WHAT THE EXERCISE ASKS:
Substitute "juillet" for each "juil" in the material below, and write out every line again with nothing else changed.

▼

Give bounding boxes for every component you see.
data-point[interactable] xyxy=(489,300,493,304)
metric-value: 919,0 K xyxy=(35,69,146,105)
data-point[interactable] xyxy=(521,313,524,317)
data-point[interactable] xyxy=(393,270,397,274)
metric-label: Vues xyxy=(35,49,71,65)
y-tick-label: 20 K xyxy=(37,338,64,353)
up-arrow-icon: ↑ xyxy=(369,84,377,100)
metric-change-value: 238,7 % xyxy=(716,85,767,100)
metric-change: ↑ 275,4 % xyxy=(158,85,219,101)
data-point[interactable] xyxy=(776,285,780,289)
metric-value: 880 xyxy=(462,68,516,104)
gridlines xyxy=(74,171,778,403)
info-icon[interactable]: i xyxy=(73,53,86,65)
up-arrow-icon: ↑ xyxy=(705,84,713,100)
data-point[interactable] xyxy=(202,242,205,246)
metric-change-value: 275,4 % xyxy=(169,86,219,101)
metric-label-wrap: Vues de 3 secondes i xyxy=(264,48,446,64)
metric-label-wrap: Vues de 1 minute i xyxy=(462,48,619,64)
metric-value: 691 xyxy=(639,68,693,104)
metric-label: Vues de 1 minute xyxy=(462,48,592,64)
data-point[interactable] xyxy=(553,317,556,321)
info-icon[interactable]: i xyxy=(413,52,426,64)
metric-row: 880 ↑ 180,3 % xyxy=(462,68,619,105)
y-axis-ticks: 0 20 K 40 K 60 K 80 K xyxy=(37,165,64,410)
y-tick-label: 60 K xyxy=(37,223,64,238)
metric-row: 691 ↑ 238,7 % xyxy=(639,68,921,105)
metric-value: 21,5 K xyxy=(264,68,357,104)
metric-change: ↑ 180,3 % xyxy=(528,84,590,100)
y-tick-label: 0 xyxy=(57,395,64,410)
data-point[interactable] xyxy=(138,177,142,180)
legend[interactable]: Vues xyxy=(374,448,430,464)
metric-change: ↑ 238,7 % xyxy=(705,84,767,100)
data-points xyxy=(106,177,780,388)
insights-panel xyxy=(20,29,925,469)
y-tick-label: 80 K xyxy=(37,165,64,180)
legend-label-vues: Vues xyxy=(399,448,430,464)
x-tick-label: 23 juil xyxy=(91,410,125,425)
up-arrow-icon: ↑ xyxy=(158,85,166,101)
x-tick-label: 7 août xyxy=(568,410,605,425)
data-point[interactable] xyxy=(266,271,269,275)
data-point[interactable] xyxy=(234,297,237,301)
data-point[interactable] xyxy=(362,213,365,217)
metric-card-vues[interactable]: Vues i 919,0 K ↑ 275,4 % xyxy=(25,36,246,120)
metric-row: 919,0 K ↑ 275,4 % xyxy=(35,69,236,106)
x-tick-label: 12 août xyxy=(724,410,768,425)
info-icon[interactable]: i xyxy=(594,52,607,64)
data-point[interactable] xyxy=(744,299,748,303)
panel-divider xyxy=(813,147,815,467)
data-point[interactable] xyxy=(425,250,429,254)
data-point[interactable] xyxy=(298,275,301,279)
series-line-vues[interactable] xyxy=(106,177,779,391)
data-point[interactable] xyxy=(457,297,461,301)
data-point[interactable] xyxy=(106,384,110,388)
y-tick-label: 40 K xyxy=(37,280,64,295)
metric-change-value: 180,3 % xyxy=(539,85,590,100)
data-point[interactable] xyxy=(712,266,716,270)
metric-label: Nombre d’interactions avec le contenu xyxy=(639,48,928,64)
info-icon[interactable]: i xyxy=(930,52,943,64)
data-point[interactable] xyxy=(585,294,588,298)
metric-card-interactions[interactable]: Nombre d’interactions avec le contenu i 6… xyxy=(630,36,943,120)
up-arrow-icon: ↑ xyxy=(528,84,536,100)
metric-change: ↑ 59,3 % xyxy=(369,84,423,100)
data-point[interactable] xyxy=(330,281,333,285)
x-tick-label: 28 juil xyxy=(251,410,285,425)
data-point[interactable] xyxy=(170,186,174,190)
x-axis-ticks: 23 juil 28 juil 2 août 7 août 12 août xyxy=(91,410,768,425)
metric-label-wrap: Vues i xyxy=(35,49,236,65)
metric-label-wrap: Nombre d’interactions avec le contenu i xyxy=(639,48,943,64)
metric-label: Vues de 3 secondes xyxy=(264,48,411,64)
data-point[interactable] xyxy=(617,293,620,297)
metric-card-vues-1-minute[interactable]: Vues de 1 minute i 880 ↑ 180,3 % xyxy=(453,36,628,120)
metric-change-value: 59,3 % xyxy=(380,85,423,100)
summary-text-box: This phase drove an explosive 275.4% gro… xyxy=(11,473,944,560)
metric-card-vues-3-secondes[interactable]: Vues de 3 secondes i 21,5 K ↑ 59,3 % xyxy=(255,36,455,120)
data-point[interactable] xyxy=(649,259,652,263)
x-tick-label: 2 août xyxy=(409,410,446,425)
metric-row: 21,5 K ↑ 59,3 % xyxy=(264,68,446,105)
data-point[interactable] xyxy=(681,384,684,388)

▲

SOLUTION:
Give bounding boxes for every component you see.
data-point[interactable] xyxy=(489,300,493,304)
metric-value: 919,0 K xyxy=(35,69,146,105)
data-point[interactable] xyxy=(521,313,524,317)
data-point[interactable] xyxy=(393,270,397,274)
metric-label: Vues xyxy=(35,49,71,65)
y-tick-label: 20 K xyxy=(37,338,64,353)
up-arrow-icon: ↑ xyxy=(369,84,377,100)
metric-change-value: 238,7 % xyxy=(716,85,767,100)
metric-change: ↑ 275,4 % xyxy=(158,85,219,101)
data-point[interactable] xyxy=(776,285,780,289)
metric-value: 880 xyxy=(462,68,516,104)
gridlines xyxy=(74,171,778,403)
info-icon[interactable]: i xyxy=(73,53,86,65)
up-arrow-icon: ↑ xyxy=(705,84,713,100)
data-point[interactable] xyxy=(202,242,205,246)
metric-change-value: 275,4 % xyxy=(169,86,219,101)
metric-label-wrap: Vues de 3 secondes i xyxy=(264,48,446,64)
metric-label-wrap: Vues de 1 minute i xyxy=(462,48,619,64)
metric-value: 691 xyxy=(639,68,693,104)
metric-label: Vues de 1 minute xyxy=(462,48,592,64)
data-point[interactable] xyxy=(553,317,556,321)
info-icon[interactable]: i xyxy=(413,52,426,64)
metric-row: 880 ↑ 180,3 % xyxy=(462,68,619,105)
y-axis-ticks: 0 20 K 40 K 60 K 80 K xyxy=(37,165,64,410)
y-tick-label: 60 K xyxy=(37,223,64,238)
metric-row: 691 ↑ 238,7 % xyxy=(639,68,921,105)
metric-value: 21,5 K xyxy=(264,68,357,104)
metric-change: ↑ 180,3 % xyxy=(528,84,590,100)
y-tick-label: 0 xyxy=(57,395,64,410)
data-point[interactable] xyxy=(138,177,142,180)
legend[interactable]: Vues xyxy=(374,448,430,464)
metric-change: ↑ 238,7 % xyxy=(705,84,767,100)
data-points xyxy=(106,177,780,388)
insights-panel xyxy=(20,29,925,469)
y-tick-label: 80 K xyxy=(37,165,64,180)
legend-label-vues: Vues xyxy=(399,448,430,464)
x-tick-label: 23 juillet xyxy=(91,410,125,425)
up-arrow-icon: ↑ xyxy=(158,85,166,101)
x-tick-label: 7 août xyxy=(568,410,605,425)
data-point[interactable] xyxy=(266,271,269,275)
data-point[interactable] xyxy=(234,297,237,301)
data-point[interactable] xyxy=(362,213,365,217)
metric-card-vues[interactable]: Vues i 919,0 K ↑ 275,4 % xyxy=(25,36,246,120)
metric-row: 919,0 K ↑ 275,4 % xyxy=(35,69,236,106)
x-tick-label: 12 août xyxy=(724,410,768,425)
info-icon[interactable]: i xyxy=(594,52,607,64)
data-point[interactable] xyxy=(744,299,748,303)
panel-divider xyxy=(813,147,815,467)
data-point[interactable] xyxy=(425,250,429,254)
data-point[interactable] xyxy=(298,275,301,279)
series-line-vues[interactable] xyxy=(106,177,779,391)
data-point[interactable] xyxy=(457,297,461,301)
data-point[interactable] xyxy=(106,384,110,388)
y-tick-label: 40 K xyxy=(37,280,64,295)
metric-change-value: 180,3 % xyxy=(539,85,590,100)
data-point[interactable] xyxy=(712,266,716,270)
metric-label: Nombre d’interactions avec le contenu xyxy=(639,48,928,64)
info-icon[interactable]: i xyxy=(930,52,943,64)
data-point[interactable] xyxy=(585,294,588,298)
metric-card-interactions[interactable]: Nombre d’interactions avec le contenu i 6… xyxy=(630,36,943,120)
up-arrow-icon: ↑ xyxy=(528,84,536,100)
metric-change: ↑ 59,3 % xyxy=(369,84,423,100)
data-point[interactable] xyxy=(330,281,333,285)
x-tick-label: 28 juillet xyxy=(251,410,285,425)
data-point[interactable] xyxy=(170,186,174,190)
x-axis-ticks: 23 juillet 28 juillet 2 août 7 août 12 août xyxy=(91,410,768,425)
metric-label-wrap: Vues i xyxy=(35,49,236,65)
metric-label-wrap: Nombre d’interactions avec le contenu i xyxy=(639,48,943,64)
metric-label: Vues de 3 secondes xyxy=(264,48,411,64)
data-point[interactable] xyxy=(617,293,620,297)
metric-card-vues-1-minute[interactable]: Vues de 1 minute i 880 ↑ 180,3 % xyxy=(453,36,628,120)
metric-change-value: 59,3 % xyxy=(380,85,423,100)
summary-text-box: This phase drove an explosive 275.4% gro… xyxy=(11,473,944,560)
metric-card-vues-3-secondes[interactable]: Vues de 3 secondes i 21,5 K ↑ 59,3 % xyxy=(255,36,455,120)
data-point[interactable] xyxy=(649,259,652,263)
x-tick-label: 2 août xyxy=(409,410,446,425)
metric-row: 21,5 K ↑ 59,3 % xyxy=(264,68,446,105)
data-point[interactable] xyxy=(681,384,684,388)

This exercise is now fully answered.